* _Aufgabe 1_
Wie viele Tage sollte Netanjahus Besuch in Washington laut dem Artikel über Obamas Nahostrede dauern?
* _Aufgabe 2_
Schreibe den Artikel über Obamas Nahostrede im Anschluss an seinen letzten Satz weiter.

* _Vorliegender Text_
══════════════════════════════

Obamas Rede zum Nahostkonflikt: Die vermasselte Tour
Die Rede von US-Präsident Barack Obama brüskiert Israels Staatschef, der in die USA gereist ist. Obama warnt auch palästinensische Führung vor Alleingängen.
WASHINGTON/JERUSALEM taz | Tacheles statt Teppich für Benjamin Netanjahu: US-Präsident Barack Obama hat Israels Ministerpräsident mit seiner Nahostrede einen überraschenden Empfang bereitet. Seine klaren Worte zu einer Zweistaatenlösung in den Grenzen von 1967 mussten seinen am Freitag eintreffenden Staatsgast wie eine Ohrfeige treffen. Der viertägige Besuch Netanjahus in Washington sollte den Weg für neue Verhandlungen ebnen. Doch das Verhältnis der Staatschefs wirkt nun abgekühlter denn je.
Deutlicher als seine Vorgänger bekannte sich der US-Präsident in der strittigen Frage der Grenze zwischen Israel und Palästina. "Ein lang anhaltender Frieden beinhaltet zwei Staaten mit zwei Völkern", sagte Obama, rund 60 Jahre nachdem sein Vorgänger Harry Truman maßgeblich dazu beigetragen hat, dass die Weltgemeinschaft Israel anerkennt. Diese Staaten sollten in den Grenzen von 1967 liegen - also denen vor der Eroberung weiter Teile des Westjordanlands und der Golanhöhen durch die Israelis im Sechstagekrieg.
Für Israels Ministerpräsident Netanjahu ist das ein absolutes "No". Denn aus seiner Sicht wäre Israel dann nicht mehr zu verteidigen. Erbost soll Bibi, wie ihn US-Medien gern nennen, Stunden vor Obamas Rede zum Hörer gegriffen haben, um sich bei Außenministerin Hillary Clinton zu beschweren. Doch Obama blieb bei den Worten, die wohl selbst bei seinen Beratern nicht unumstritten waren.
"Das palästinensische Volk muss das Recht haben, sich selbst zu regieren und sein Potenzial in einem souveränen und zusammenhängenden Staat zu nutzen", sagte Obama an die Adresse seines Staatsgasts. Gleichzeitig verzichtete er auf die Forderung nach einem Baustopp in den israelischen Siedlungen - bislang ein Kernhindernis für weitere Verhandlungen.
Differenzen lieber übertünchen
In welch eisiger Atmosphäre nun der Staatsbesuch stattfinden würde, darüber konnten Experten am Freitag nur spekulieren. Das Verhältnis der beiden Männer sei "allenfalls korrekt", sagte die Direktorin des Nahostprogramms im Institute of World Affairs, Judith Kipper.

══════════════════════════════

* _Material_
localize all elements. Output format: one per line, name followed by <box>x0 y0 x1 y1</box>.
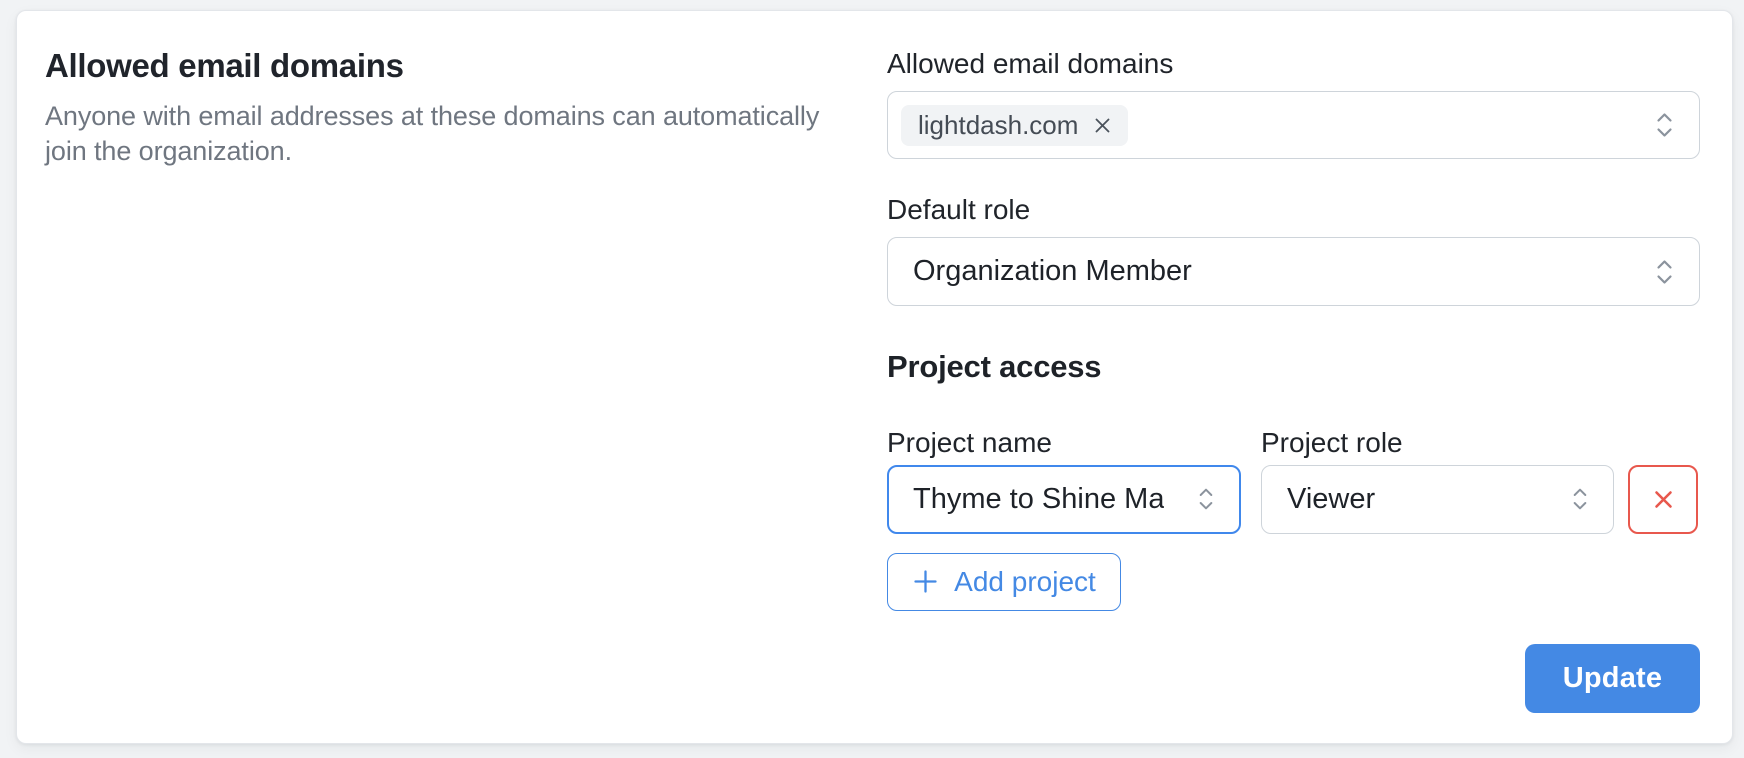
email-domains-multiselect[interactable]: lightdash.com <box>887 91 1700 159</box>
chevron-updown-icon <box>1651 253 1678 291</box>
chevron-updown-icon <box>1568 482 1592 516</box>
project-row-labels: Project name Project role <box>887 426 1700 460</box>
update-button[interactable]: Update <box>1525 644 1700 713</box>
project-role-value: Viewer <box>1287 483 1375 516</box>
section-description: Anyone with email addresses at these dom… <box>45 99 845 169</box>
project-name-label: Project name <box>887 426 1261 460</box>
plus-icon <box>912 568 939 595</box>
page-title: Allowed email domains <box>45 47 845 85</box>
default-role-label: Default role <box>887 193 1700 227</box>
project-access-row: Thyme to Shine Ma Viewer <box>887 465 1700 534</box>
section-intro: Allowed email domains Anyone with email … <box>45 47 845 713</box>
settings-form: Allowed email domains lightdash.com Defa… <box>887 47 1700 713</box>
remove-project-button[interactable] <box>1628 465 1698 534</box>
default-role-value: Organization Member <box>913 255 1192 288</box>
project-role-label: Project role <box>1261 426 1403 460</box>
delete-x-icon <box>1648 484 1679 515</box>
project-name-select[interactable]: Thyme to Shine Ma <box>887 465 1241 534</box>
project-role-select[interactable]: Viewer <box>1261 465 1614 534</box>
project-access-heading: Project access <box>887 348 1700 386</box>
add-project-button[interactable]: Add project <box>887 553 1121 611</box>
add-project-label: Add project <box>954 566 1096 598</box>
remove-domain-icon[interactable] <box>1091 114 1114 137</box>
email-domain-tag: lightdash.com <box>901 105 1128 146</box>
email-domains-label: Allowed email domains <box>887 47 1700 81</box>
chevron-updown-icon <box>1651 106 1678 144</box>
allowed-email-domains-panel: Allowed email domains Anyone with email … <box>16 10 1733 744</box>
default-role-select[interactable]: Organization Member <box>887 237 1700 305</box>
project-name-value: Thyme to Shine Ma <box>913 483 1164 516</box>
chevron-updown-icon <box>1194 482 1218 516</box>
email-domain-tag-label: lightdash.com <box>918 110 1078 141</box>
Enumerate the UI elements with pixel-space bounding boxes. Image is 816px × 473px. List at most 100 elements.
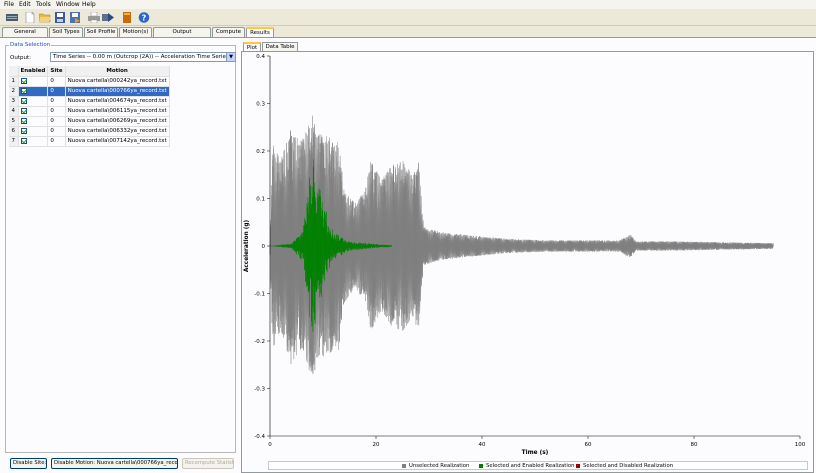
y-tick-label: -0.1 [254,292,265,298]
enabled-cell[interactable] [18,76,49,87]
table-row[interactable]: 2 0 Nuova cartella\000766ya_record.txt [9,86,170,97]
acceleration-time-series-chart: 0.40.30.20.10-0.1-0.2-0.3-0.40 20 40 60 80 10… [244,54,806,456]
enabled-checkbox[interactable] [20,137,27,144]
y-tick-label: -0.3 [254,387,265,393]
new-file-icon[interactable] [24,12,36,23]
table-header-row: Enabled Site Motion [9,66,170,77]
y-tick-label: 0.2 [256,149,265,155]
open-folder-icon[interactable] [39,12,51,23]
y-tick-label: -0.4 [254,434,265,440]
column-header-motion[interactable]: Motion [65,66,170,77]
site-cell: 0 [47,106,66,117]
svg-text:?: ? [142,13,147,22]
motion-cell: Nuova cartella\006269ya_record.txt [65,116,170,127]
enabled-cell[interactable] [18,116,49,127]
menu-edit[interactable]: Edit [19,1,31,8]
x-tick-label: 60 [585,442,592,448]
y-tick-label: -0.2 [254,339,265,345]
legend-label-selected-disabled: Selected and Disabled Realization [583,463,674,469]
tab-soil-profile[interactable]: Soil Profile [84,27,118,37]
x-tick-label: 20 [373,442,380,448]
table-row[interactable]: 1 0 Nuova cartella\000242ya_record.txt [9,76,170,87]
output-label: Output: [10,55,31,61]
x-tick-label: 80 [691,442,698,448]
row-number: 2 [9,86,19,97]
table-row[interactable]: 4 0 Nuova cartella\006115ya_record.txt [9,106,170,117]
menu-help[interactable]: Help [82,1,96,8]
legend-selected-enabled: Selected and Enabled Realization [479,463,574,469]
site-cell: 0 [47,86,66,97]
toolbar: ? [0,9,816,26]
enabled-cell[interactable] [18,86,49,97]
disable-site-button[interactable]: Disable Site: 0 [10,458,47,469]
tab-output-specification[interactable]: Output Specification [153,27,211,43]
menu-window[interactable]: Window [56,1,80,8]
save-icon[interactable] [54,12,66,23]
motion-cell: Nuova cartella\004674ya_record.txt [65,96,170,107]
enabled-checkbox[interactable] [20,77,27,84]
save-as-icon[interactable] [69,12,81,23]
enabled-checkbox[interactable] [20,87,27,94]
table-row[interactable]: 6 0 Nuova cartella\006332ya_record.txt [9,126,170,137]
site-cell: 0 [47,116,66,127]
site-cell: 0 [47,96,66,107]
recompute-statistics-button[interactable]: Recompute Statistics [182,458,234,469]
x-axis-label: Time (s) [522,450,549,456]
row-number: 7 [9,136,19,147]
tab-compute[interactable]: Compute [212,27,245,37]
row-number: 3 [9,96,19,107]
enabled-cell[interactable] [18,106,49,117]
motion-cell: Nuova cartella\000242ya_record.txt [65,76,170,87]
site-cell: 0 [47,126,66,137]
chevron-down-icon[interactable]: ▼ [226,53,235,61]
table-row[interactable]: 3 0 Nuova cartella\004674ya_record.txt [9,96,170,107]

══════════════════════════════

* _Antwort 1_
Vier Tage.

* _Antwort 2_
Dass man diese Differenzen besser übertüncht, um den Frieden in Nahost voranzutreiben, ist allen Beteiligten klar. Auch der einflussreichen proisraelischen Lobbygruppe Aipac, vor der Obama am Montag spricht. In einer Rundmail wurden die Delegierten vorab eingeschworen: "Wir bitten euch, dass ihr auf jede Rede in der positivsten Art und Weise reagiert."
Benjamin Netanjahu reagierte noch vor seiner Abreise schnell und fast ungehalten auf die Obama-Rede. Er mahnte die USA, sich an die Verpflichtungen zu halten, die Ex-US-Präsidenten George W. Bush einging. 2004 hatte Bush erklärt, es sei "unrealistisch, im Rahmen der Endstatuslösung den kompletten Rückzug zu den Waffenstillstandslinien von 1949 zu erwarten". Damit hatte er damals grundsätzlich dem israelischen Festhalten an sogenannten Siedlungsblöcken zugestimmt.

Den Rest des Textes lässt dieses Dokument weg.